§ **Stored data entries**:
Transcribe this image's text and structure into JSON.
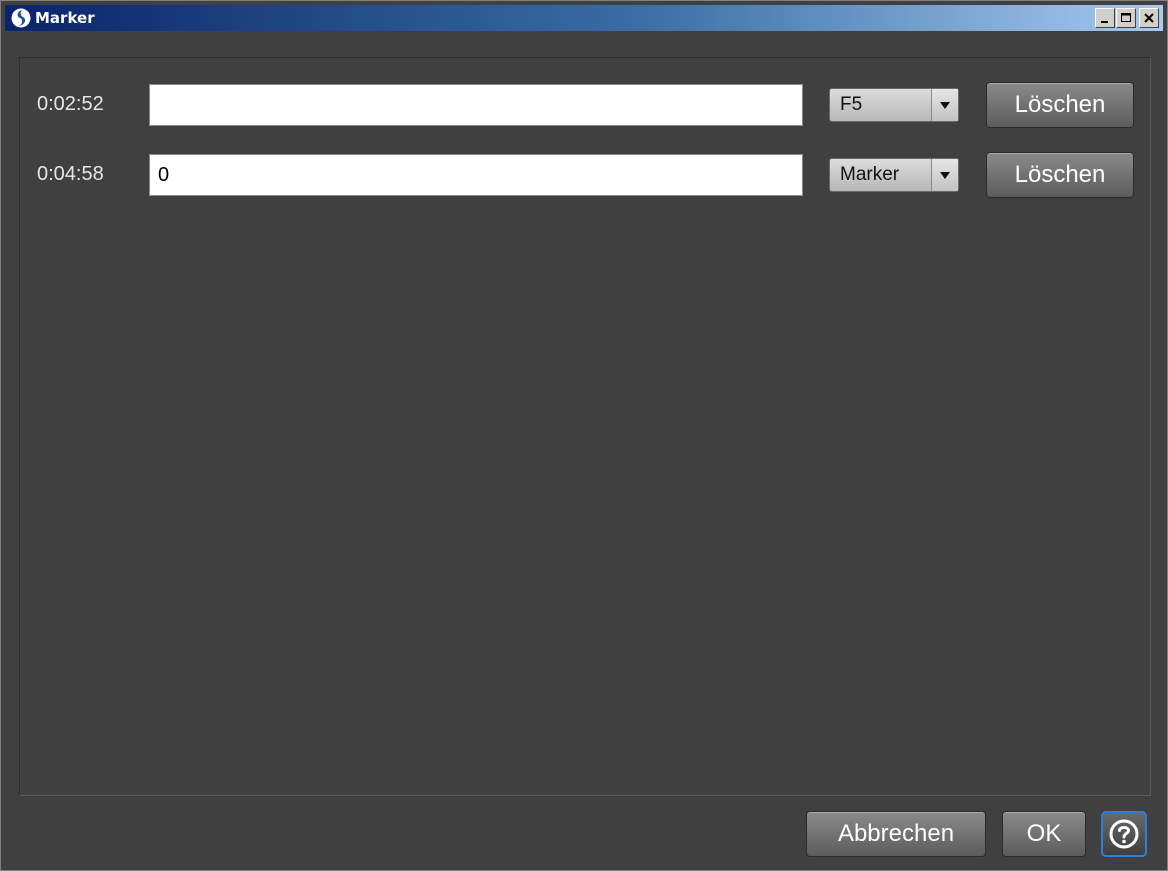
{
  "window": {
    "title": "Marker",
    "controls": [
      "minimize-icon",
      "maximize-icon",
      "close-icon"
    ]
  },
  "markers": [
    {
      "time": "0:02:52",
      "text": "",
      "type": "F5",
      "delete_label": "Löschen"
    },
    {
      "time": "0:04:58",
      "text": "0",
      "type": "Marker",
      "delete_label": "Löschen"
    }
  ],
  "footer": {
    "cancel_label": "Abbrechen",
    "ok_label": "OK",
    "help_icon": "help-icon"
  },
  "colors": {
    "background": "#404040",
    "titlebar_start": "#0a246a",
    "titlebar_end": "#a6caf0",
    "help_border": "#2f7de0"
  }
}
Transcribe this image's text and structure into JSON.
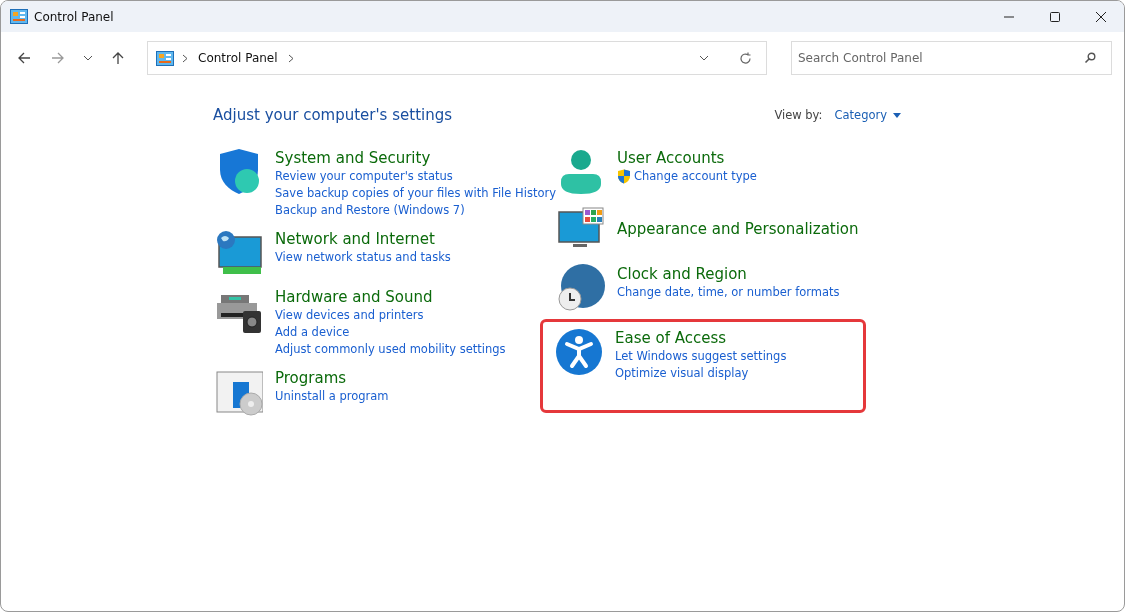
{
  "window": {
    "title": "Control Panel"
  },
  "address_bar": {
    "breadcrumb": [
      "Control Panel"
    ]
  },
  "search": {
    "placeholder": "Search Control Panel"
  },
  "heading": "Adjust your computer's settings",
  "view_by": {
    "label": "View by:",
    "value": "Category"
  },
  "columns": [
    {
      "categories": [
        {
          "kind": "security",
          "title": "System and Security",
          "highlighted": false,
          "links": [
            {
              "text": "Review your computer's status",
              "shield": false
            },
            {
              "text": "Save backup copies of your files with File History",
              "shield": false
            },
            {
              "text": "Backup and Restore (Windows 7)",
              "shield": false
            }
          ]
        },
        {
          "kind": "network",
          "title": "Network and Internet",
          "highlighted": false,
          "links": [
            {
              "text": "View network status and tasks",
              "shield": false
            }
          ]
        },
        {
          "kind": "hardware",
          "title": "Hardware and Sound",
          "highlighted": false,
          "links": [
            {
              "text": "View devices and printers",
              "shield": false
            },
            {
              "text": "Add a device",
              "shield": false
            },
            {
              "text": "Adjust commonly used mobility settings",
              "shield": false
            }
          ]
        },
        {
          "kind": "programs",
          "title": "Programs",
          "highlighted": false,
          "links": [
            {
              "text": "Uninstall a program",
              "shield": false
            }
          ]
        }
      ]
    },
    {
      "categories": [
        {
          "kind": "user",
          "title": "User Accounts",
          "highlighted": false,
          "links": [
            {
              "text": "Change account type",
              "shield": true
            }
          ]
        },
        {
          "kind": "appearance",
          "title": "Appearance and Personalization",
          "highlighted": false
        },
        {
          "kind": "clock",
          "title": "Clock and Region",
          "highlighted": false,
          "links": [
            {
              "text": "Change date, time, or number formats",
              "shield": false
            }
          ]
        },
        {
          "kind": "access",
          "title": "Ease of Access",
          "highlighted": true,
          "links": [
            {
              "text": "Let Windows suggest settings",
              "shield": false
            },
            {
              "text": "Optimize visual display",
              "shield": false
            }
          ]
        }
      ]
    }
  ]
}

§ **TASK STATEMENT**: Omit the pictures and give the material again, exactly and in full.

§ **THE SOLUTION**:
Transcribe this image's text and structure into JSON.
{
  "window": {
    "title": "Marker",
    "controls": [
      "minimize-icon",
      "maximize-icon",
      "close-icon"
    ]
  },
  "markers": [
    {
      "time": "0:02:52",
      "text": "",
      "type": "F5",
      "delete_label": "Löschen"
    },
    {
      "time": "0:04:58",
      "text": "0",
      "type": "Marker",
      "delete_label": "Löschen"
    }
  ],
  "footer": {
    "cancel_label": "Abbrechen",
    "ok_label": "OK",
    "help_icon": "help-icon"
  },
  "colors": {
    "background": "#404040",
    "titlebar_start": "#0a246a",
    "titlebar_end": "#a6caf0",
    "help_border": "#2f7de0"
  }
}
Transcribe this image's text and structure into JSON.
{
  "window": {
    "title": "Control Panel"
  },
  "address_bar": {
    "breadcrumb": [
      "Control Panel"
    ]
  },
  "search": {
    "placeholder": "Search Control Panel"
  },
  "heading": "Adjust your computer's settings",
  "view_by": {
    "label": "View by:",
    "value": "Category"
  },
  "columns": [
    {
      "categories": [
        {
          "kind": "security",
          "title": "System and Security",
          "highlighted": false,
          "links": [
            {
              "text": "Review your computer's status",
              "shield": false
            },
            {
              "text": "Save backup copies of your files with File History",
              "shield": false
            },
            {
              "text": "Backup and Restore (Windows 7)",
              "shield": false
            }
          ]
        },
        {
          "kind": "network",
          "title": "Network and Internet",
          "highlighted": false,
          "links": [
            {
              "text": "View network status and tasks",
              "shield": false
            }
          ]
        },
        {
          "kind": "hardware",
          "title": "Hardware and Sound",
          "highlighted": false,
          "links": [
            {
              "text": "View devices and printers",
              "shield": false
            },
            {
              "text": "Add a device",
              "shield": false
            },
            {
              "text": "Adjust commonly used mobility settings",
              "shield": false
            }
          ]
        },
        {
          "kind": "programs",
          "title": "Programs",
          "highlighted": false,
          "links": [
            {
              "text": "Uninstall a program",
              "shield": false
            }
          ]
        }
      ]
    },
    {
      "categories": [
        {
          "kind": "user",
          "title": "User Accounts",
          "highlighted": false,
          "links": [
            {
              "text": "Change account type",
              "shield": true
            }
          ]
        },
        {
          "kind": "appearance",
          "title": "Appearance and Personalization",
          "highlighted": false
        },
        {
          "kind": "clock",
          "title": "Clock and Region",
          "highlighted": false,
          "links": [
            {
              "text": "Change date, time, or number formats",
              "shield": false
            }
          ]
        },
        {
          "kind": "access",
          "title": "Ease of Access",
          "highlighted": true,
          "links": [
            {
              "text": "Let Windows suggest settings",
              "shield": false
            },
            {
              "text": "Optimize visual display",
              "shield": false
            }
          ]
        }
      ]
    }
  ]
}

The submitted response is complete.